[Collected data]
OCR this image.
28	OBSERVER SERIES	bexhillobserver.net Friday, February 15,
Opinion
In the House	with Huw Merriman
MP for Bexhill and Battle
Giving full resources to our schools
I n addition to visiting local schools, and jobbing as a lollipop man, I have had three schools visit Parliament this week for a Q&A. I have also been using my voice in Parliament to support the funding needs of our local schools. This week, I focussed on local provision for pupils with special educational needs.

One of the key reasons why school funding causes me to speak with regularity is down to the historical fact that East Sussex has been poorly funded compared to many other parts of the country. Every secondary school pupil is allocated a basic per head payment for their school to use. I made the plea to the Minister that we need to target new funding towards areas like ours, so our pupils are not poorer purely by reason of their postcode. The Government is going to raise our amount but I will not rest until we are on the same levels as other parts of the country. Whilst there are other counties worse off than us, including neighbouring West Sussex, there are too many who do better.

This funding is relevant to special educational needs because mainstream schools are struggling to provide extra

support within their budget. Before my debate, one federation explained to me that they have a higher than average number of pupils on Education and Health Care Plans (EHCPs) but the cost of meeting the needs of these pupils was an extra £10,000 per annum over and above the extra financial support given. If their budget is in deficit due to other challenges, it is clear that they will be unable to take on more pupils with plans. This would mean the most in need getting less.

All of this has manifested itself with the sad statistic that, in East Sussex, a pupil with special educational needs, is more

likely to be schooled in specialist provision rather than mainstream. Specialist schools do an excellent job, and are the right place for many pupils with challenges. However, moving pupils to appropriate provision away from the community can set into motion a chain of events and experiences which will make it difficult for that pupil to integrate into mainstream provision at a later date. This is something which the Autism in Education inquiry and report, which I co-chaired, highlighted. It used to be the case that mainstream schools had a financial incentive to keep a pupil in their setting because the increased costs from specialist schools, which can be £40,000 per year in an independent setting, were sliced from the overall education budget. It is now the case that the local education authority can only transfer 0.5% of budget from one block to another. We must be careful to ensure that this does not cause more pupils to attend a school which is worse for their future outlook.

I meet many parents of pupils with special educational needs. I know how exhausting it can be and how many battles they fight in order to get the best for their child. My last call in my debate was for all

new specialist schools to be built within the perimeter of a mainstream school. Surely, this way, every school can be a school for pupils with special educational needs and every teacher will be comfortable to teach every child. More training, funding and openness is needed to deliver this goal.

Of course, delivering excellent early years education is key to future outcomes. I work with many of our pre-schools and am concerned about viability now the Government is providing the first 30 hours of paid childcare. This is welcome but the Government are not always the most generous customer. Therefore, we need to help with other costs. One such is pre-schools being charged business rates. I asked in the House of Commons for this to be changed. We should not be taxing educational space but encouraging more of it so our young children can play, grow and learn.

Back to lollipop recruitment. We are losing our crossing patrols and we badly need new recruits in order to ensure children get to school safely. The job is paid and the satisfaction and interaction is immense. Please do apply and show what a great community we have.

■ Problem description
From the records above, extract everything verbatim.

■ Solution to this task
OCR this image.
28	OBSERVER SERIES	bexhillobserver.net Friday, February 15,
Opinion
In the House	with Huw Merriman
MP for Bexhill and Battle
Giving full resources to our schools
I n addition to visiting local schools, and jobbing as a lollipop man, I have had three schools visit Parliament this week for a Q&A. I have also been using my voice in Parliament to support the funding needs of our local schools. This week, I focussed on local provision for pupils with special educational needs.

One of the key reasons why school funding causes me to speak with regularity is down to the historical fact that East Sussex has been poorly funded compared to many other parts of the country. Every secondary school pupil is allocated a basic per head payment for their school to use. I made the plea to the Minister that we need to target new funding towards areas like ours, so our pupils are not poorer purely by reason of their postcode. The Government is going to raise our amount but I will not rest until we are on the same levels as other parts of the country. Whilst there are other counties worse off than us, including neighbouring West Sussex, there are too many who do better.

This funding is relevant to special educational needs because mainstream schools are struggling to provide extra

support within their budget. Before my debate, one federation explained to me that they have a higher than average number of pupils on Education and Health Care Plans (EHCPs) but the cost of meeting the needs of these pupils was an extra £10,000 per annum over and above the extra financial support given. If their budget is in deficit due to other challenges, it is clear that they will be unable to take on more pupils with plans. This would mean the most in need getting less.

All of this has manifested itself with the sad statistic that, in East Sussex, a pupil with special educational needs, is more

likely to be schooled in specialist provision rather than mainstream. Specialist schools do an excellent job, and are the right place for many pupils with challenges. However, moving pupils to appropriate provision away from the community can set into motion a chain of events and experiences which will make it difficult for that pupil to integrate into mainstream provision at a later date. This is something which the Autism in Education inquiry and report, which I co-chaired, highlighted. It used to be the case that mainstream schools had a financial incentive to keep a pupil in their setting because the increased costs from specialist schools, which can be £40,000 per year in an independent setting, were sliced from the overall education budget. It is now the case that the local education authority can only transfer 0.5% of budget from one block to another. We must be careful to ensure that this does not cause more pupils to attend a school which is worse for their future outlook.

I meet many parents of pupils with special educational needs. I know how exhausting it can be and how many battles they fight in order to get the best for their child. My last call in my debate was for all

new specialist schools to be built within the perimeter of a mainstream school. Surely, this way, every school can be a school for pupils with special educational needs and every teacher will be comfortable to teach every child. More training, funding and openness is needed to deliver this goal.

Of course, delivering excellent early years education is key to future outcomes. I work with many of our pre-schools and am concerned about viability now the Government is providing the first 30 hours of paid childcare. This is welcome but the Government are not always the most generous customer. Therefore, we need to help with other costs. One such is pre-schools being charged business rates. I asked in the House of Commons for this to be changed. We should not be taxing educational space but encouraging more of it so our young children can play, grow and learn.

Back to lollipop recruitment. We are losing our crossing patrols and we badly need new recruits in order to ensure children get to school safely. The job is paid and the satisfaction and interaction is immense. Please do apply and show what a great community we have.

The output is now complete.